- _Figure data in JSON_
━━━
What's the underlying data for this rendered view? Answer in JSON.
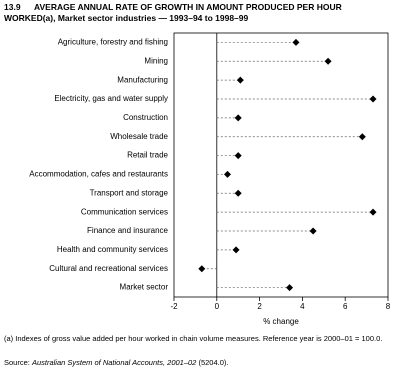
{
  "chart_data": {
    "type": "dot",
    "title_number": "13.9",
    "title": "AVERAGE ANNUAL RATE OF GROWTH IN AMOUNT PRODUCED PER HOUR WORKED(a), Market sector industries — 1993–94 to 1998–99",
    "categories": [
      "Agriculture, forestry and fishing",
      "Mining",
      "Manufacturing",
      "Electricity, gas and water supply",
      "Construction",
      "Wholesale trade",
      "Retail trade",
      "Accommodation, cafes and restaurants",
      "Transport and storage",
      "Communication services",
      "Finance and insurance",
      "Health and community services",
      "Cultural and recreational services",
      "Market sector"
    ],
    "values": [
      3.7,
      5.2,
      1.1,
      7.3,
      1.0,
      6.8,
      1.0,
      0.5,
      1.0,
      7.3,
      4.5,
      0.9,
      -0.7,
      3.4
    ],
    "color": "#000000",
    "xlabel": "% change",
    "xlim": [
      -2,
      8
    ],
    "xticks": [
      -2,
      0,
      2,
      4,
      6,
      8
    ],
    "footnote": "(a) Indexes of gross value added per hour worked in chain volume measures. Reference year is 2000–01 = 100.0.",
    "source_label": "Source:",
    "source_title": "Australian System of National Accounts, 2001–02",
    "source_ref": "(5204.0)."
  }
}
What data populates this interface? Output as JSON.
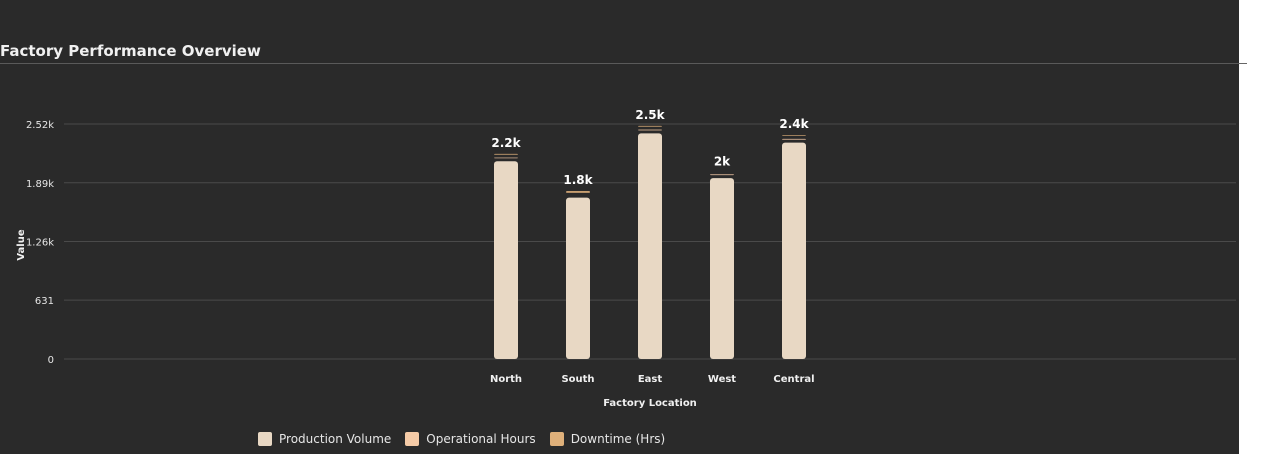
{
  "title": "Factory Performance Overview",
  "colors": {
    "background": "#2a2a2a",
    "grid": "#4a4a4a",
    "series": [
      "#e8d8c4",
      "#f5cba7",
      "#dfb07a"
    ]
  },
  "chart_data": {
    "type": "bar",
    "stacked": true,
    "categories": [
      "North",
      "South",
      "East",
      "West",
      "Central"
    ],
    "series": [
      {
        "name": "Production Volume",
        "values": [
          2120,
          1730,
          2420,
          1940,
          2320
        ]
      },
      {
        "name": "Operational Hours",
        "values": [
          40,
          20,
          40,
          40,
          40
        ]
      },
      {
        "name": "Downtime (Hrs)",
        "values": [
          40,
          50,
          40,
          20,
          40
        ]
      }
    ],
    "totals_labels": [
      "2.2k",
      "1.8k",
      "2.5k",
      "2k",
      "2.4k"
    ],
    "xlabel": "Factory Location",
    "ylabel": "Value",
    "ylim": [
      0,
      2520
    ],
    "yticks": [
      0,
      631,
      1260,
      1890,
      2520
    ],
    "ytick_labels": [
      "0",
      "631",
      "1.26k",
      "1.89k",
      "2.52k"
    ],
    "grid": true,
    "legend_position": "bottom-left"
  }
}
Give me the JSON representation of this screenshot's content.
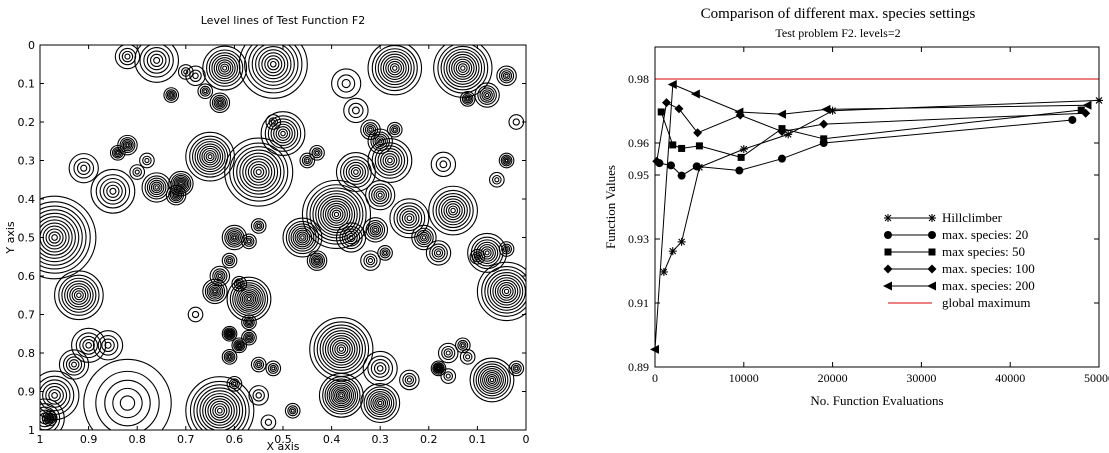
━━━
- _Given task_
Restate each of the entries above word for word and skip every image.

- _Result for this task_
What's the underlying data for this rendered view? Answer in JSON.
{
  "chart_data": {
    "type": "dot",
    "title_number": "13.9",
    "title": "AVERAGE ANNUAL RATE OF GROWTH IN AMOUNT PRODUCED PER HOUR WORKED(a), Market sector industries — 1993–94 to 1998–99",
    "categories": [
      "Agriculture, forestry and fishing",
      "Mining",
      "Manufacturing",
      "Electricity, gas and water supply",
      "Construction",
      "Wholesale trade",
      "Retail trade",
      "Accommodation, cafes and restaurants",
      "Transport and storage",
      "Communication services",
      "Finance and insurance",
      "Health and community services",
      "Cultural and recreational services",
      "Market sector"
    ],
    "values": [
      3.7,
      5.2,
      1.1,
      7.3,
      1.0,
      6.8,
      1.0,
      0.5,
      1.0,
      7.3,
      4.5,
      0.9,
      -0.7,
      3.4
    ],
    "color": "#000000",
    "xlabel": "% change",
    "xlim": [
      -2,
      8
    ],
    "xticks": [
      -2,
      0,
      2,
      4,
      6,
      8
    ],
    "footnote": "(a) Indexes of gross value added per hour worked in chain volume measures. Reference year is 2000–01 = 100.0.",
    "source_label": "Source:",
    "source_title": "Australian System of National Accounts, 2001–02",
    "source_ref": "(5204.0)."
  }
}
What data populates this interface? Output as JSON.
{
  "title": "Factory Performance Overview",
  "colors": {
    "background": "#2a2a2a",
    "grid": "#4a4a4a",
    "series": [
      "#e8d8c4",
      "#f5cba7",
      "#dfb07a"
    ]
  },
  "chart_data": {
    "type": "bar",
    "stacked": true,
    "categories": [
      "North",
      "South",
      "East",
      "West",
      "Central"
    ],
    "series": [
      {
        "name": "Production Volume",
        "values": [
          2120,
          1730,
          2420,
          1940,
          2320
        ]
      },
      {
        "name": "Operational Hours",
        "values": [
          40,
          20,
          40,
          40,
          40
        ]
      },
      {
        "name": "Downtime (Hrs)",
        "values": [
          40,
          50,
          40,
          20,
          40
        ]
      }
    ],
    "totals_labels": [
      "2.2k",
      "1.8k",
      "2.5k",
      "2k",
      "2.4k"
    ],
    "xlabel": "Factory Location",
    "ylabel": "Value",
    "ylim": [
      0,
      2520
    ],
    "yticks": [
      0,
      631,
      1260,
      1890,
      2520
    ],
    "ytick_labels": [
      "0",
      "631",
      "1.26k",
      "1.89k",
      "2.52k"
    ],
    "grid": true,
    "legend_position": "bottom-left"
  }
}
Give me the JSON representation of this screenshot's content.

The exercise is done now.